***** Information shown *****
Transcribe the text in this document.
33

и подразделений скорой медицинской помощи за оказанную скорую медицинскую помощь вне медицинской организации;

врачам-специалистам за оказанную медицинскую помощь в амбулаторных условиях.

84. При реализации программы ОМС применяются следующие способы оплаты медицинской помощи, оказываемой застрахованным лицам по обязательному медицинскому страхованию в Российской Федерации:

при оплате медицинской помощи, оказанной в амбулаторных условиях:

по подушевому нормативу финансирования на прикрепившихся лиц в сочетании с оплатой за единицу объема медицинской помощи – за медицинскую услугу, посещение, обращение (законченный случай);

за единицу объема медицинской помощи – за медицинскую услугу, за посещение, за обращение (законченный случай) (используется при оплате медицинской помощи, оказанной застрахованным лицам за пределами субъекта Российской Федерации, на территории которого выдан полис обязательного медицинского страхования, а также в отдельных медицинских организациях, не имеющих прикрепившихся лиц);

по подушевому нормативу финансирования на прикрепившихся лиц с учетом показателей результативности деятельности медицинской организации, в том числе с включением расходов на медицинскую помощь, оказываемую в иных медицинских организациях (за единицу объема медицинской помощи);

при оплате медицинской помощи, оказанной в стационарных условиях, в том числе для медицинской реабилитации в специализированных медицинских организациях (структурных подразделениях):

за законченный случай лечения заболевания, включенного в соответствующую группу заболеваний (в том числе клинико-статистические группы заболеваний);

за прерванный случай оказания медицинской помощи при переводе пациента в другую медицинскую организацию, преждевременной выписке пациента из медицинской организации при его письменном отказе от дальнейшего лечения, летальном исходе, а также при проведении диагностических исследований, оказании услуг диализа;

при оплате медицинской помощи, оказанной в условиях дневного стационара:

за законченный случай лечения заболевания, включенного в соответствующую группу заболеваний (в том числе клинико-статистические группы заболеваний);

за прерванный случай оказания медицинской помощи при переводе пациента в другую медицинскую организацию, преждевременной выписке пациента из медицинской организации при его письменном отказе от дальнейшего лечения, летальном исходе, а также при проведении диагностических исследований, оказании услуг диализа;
*****
▶ [What is required] Extract each entry in full, exactly as given.

▶ [Full output]
Transcribe the text in this document.
33

и подразделений скорой медицинской помощи за оказанную скорую медицинскую помощь вне медицинской организации;

врачам-специалистам за оказанную медицинскую помощь в амбулаторных условиях.

84. При реализации программы ОМС применяются следующие способы оплаты медицинской помощи, оказываемой застрахованным лицам по обязательному медицинскому страхованию в Российской Федерации:

при оплате медицинской помощи, оказанной в амбулаторных условиях:

по подушевому нормативу финансирования на прикрепившихся лиц в сочетании с оплатой за единицу объема медицинской помощи – за медицинскую услугу, посещение, обращение (законченный случай);

за единицу объема медицинской помощи – за медицинскую услугу, за посещение, за обращение (законченный случай) (используется при оплате медицинской помощи, оказанной застрахованным лицам за пределами субъекта Российской Федерации, на территории которого выдан полис обязательного медицинского страхования, а также в отдельных медицинских организациях, не имеющих прикрепившихся лиц);

по подушевому нормативу финансирования на прикрепившихся лиц с учетом показателей результативности деятельности медицинской организации, в том числе с включением расходов на медицинскую помощь, оказываемую в иных медицинских организациях (за единицу объема медицинской помощи);

при оплате медицинской помощи, оказанной в стационарных условиях, в том числе для медицинской реабилитации в специализированных медицинских организациях (структурных подразделениях):

за законченный случай лечения заболевания, включенного в соответствующую группу заболеваний (в том числе клинико-статистические группы заболеваний);

за прерванный случай оказания медицинской помощи при переводе пациента в другую медицинскую организацию, преждевременной выписке пациента из медицинской организации при его письменном отказе от дальнейшего лечения, летальном исходе, а также при проведении диагностических исследований, оказании услуг диализа;

при оплате медицинской помощи, оказанной в условиях дневного стационара:

за законченный случай лечения заболевания, включенного в соответствующую группу заболеваний (в том числе клинико-статистические группы заболеваний);

за прерванный случай оказания медицинской помощи при переводе пациента в другую медицинскую организацию, преждевременной выписке пациента из медицинской организации при его письменном отказе от дальнейшего лечения, летальном исходе, а также при проведении диагностических исследований, оказании услуг диализа;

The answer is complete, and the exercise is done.